_DIRECTIONS FOR THIS TASK:_
Of all the lines in the data below, how many contain "icon"? Report that number alone.

►

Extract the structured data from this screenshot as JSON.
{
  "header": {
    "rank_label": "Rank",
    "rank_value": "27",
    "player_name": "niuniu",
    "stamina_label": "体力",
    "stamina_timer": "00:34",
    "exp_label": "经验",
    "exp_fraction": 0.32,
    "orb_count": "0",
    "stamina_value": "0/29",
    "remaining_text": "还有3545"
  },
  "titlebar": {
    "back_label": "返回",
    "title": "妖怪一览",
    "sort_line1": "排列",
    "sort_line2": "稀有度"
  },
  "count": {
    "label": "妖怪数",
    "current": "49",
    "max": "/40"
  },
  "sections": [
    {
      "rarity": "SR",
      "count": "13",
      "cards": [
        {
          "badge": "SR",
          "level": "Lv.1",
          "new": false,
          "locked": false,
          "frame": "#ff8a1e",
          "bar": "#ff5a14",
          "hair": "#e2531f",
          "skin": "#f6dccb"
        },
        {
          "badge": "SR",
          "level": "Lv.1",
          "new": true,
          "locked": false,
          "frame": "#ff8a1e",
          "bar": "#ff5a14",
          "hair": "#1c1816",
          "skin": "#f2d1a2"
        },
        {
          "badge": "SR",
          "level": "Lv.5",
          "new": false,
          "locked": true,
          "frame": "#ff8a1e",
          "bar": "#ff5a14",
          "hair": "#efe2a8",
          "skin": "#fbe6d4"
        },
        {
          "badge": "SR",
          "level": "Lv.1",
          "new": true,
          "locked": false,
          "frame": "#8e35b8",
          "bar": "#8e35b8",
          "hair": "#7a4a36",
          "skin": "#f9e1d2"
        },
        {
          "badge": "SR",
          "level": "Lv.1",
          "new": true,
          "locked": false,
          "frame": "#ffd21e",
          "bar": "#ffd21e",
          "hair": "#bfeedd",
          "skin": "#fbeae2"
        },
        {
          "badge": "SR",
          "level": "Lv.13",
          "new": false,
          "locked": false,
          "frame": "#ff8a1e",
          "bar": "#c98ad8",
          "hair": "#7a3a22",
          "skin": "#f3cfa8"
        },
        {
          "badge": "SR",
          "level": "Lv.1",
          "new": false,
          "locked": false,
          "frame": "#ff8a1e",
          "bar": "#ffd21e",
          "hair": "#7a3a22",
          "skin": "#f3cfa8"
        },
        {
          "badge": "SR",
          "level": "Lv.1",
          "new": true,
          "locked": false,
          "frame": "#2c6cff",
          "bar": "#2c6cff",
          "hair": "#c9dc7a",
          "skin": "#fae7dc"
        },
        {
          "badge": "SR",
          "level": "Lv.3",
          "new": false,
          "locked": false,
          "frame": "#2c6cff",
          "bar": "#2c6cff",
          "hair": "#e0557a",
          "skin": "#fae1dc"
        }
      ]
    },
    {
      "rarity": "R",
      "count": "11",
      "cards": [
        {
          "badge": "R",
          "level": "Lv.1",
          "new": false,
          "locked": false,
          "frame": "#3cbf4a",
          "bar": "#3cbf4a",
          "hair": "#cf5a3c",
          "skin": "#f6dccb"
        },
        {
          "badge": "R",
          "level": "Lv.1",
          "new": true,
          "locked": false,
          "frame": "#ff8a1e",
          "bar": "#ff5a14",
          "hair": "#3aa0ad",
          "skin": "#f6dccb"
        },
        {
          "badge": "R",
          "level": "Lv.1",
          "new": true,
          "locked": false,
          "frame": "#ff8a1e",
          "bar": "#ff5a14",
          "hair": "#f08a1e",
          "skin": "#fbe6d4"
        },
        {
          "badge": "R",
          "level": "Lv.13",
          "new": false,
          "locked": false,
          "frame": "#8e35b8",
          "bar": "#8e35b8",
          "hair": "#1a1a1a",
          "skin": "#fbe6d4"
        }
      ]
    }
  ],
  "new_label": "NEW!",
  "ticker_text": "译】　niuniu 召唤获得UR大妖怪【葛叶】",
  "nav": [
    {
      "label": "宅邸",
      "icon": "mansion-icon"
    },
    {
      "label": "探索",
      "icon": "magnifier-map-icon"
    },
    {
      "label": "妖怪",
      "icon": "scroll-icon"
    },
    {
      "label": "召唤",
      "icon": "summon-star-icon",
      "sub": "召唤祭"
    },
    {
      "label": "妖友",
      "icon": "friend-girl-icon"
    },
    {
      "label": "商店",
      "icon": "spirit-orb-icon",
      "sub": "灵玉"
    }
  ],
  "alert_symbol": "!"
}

◄

_ANSWER FOR THE TASK:_
6